SUPPLIED DATA:
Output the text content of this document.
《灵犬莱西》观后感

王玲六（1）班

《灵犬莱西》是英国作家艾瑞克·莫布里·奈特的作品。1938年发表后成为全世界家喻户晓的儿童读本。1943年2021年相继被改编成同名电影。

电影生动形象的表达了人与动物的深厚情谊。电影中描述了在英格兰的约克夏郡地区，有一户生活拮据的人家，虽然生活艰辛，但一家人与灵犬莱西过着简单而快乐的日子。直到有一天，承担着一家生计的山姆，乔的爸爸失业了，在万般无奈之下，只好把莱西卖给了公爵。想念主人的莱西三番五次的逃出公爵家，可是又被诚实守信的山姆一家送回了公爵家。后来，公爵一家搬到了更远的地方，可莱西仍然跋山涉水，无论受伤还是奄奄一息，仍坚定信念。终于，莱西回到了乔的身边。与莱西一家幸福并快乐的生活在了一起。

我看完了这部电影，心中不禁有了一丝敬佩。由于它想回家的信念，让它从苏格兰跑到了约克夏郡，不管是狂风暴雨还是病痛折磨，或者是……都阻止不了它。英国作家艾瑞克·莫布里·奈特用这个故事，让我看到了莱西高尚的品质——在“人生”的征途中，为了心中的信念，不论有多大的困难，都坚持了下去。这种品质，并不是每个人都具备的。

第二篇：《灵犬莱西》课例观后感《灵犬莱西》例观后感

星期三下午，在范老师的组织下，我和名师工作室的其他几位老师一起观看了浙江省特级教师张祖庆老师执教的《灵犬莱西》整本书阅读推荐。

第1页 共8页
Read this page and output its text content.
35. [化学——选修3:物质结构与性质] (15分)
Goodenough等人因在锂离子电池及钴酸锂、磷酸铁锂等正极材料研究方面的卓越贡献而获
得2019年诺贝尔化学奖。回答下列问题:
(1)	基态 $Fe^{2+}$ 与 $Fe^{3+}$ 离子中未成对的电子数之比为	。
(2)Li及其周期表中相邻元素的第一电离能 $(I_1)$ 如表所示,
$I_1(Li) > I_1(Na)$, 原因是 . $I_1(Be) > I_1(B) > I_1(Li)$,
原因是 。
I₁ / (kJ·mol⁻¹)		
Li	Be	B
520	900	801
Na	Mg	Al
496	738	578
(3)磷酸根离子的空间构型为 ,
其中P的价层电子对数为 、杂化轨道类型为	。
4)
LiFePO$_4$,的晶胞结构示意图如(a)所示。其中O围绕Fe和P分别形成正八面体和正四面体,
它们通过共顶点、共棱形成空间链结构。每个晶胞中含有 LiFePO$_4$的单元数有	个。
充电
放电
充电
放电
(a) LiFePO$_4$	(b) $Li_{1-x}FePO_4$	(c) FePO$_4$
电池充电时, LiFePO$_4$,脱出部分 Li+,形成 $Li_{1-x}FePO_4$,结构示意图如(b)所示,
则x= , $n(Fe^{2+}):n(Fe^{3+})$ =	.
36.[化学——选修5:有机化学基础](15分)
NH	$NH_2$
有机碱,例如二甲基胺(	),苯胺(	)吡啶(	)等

PROBLEM: The data above must be returned in full, exactly as written.

THE RESPONSE:
Output the text content of this document.
《灵犬莱西》观后感

王玲六（1）班

《灵犬莱西》是英国作家艾瑞克·莫布里·奈特的作品。1938年发表后成为全世界家喻户晓的儿童读本。1943年2021年相继被改编成同名电影。

电影生动形象的表达了人与动物的深厚情谊。电影中描述了在英格兰的约克夏郡地区，有一户生活拮据的人家，虽然生活艰辛，但一家人与灵犬莱西过着简单而快乐的日子。直到有一天，承担着一家生计的山姆，乔的爸爸失业了，在万般无奈之下，只好把莱西卖给了公爵。想念主人的莱西三番五次的逃出公爵家，可是又被诚实守信的山姆一家送回了公爵家。后来，公爵一家搬到了更远的地方，可莱西仍然跋山涉水，无论受伤还是奄奄一息，仍坚定信念。终于，莱西回到了乔的身边。与莱西一家幸福并快乐的生活在了一起。

我看完了这部电影，心中不禁有了一丝敬佩。由于它想回家的信念，让它从苏格兰跑到了约克夏郡，不管是狂风暴雨还是病痛折磨，或者是……都阻止不了它。英国作家艾瑞克·莫布里·奈特用这个故事，让我看到了莱西高尚的品质——在“人生”的征途中，为了心中的信念，不论有多大的困难，都坚持了下去。这种品质，并不是每个人都具备的。

第二篇：《灵犬莱西》课例观后感《灵犬莱西》例观后感

星期三下午，在范老师的组织下，我和名师工作室的其他几位老师一起观看了浙江省特级教师张祖庆老师执教的《灵犬莱西》整本书阅读推荐。

第1页 共8页
Read this page and output its text content.
35. [化学——选修3:物质结构与性质] (15分)
Goodenough等人因在锂离子电池及钴酸锂、磷酸铁锂等正极材料研究方面的卓越贡献而获
得2019年诺贝尔化学奖。回答下列问题:
(1)	基态 $Fe^{2+}$ 与 $Fe^{3+}$ 离子中未成对的电子数之比为	。
(2)Li及其周期表中相邻元素的第一电离能 $(I_1)$ 如表所示,
$I_1(Li) > I_1(Na)$, 原因是 . $I_1(Be) > I_1(B) > I_1(Li)$,
原因是 。
I₁ / (kJ·mol⁻¹)		
Li	Be	B
520	900	801
Na	Mg	Al
496	738	578
(3)磷酸根离子的空间构型为 ,
其中P的价层电子对数为 、杂化轨道类型为	。
4)
LiFePO$_4$,的晶胞结构示意图如(a)所示。其中O围绕Fe和P分别形成正八面体和正四面体,
它们通过共顶点、共棱形成空间链结构。每个晶胞中含有 LiFePO$_4$的单元数有	个。
充电
放电
充电
放电
(a) LiFePO$_4$	(b) $Li_{1-x}FePO_4$	(c) FePO$_4$
电池充电时, LiFePO$_4$,脱出部分 Li+,形成 $Li_{1-x}FePO_4$,结构示意图如(b)所示,
则x= , $n(Fe^{2+}):n(Fe^{3+})$ =	.
36.[化学——选修5:有机化学基础](15分)
NH	$NH_2$
有机碱,例如二甲基胺(	),苯胺(	)吡啶(	)等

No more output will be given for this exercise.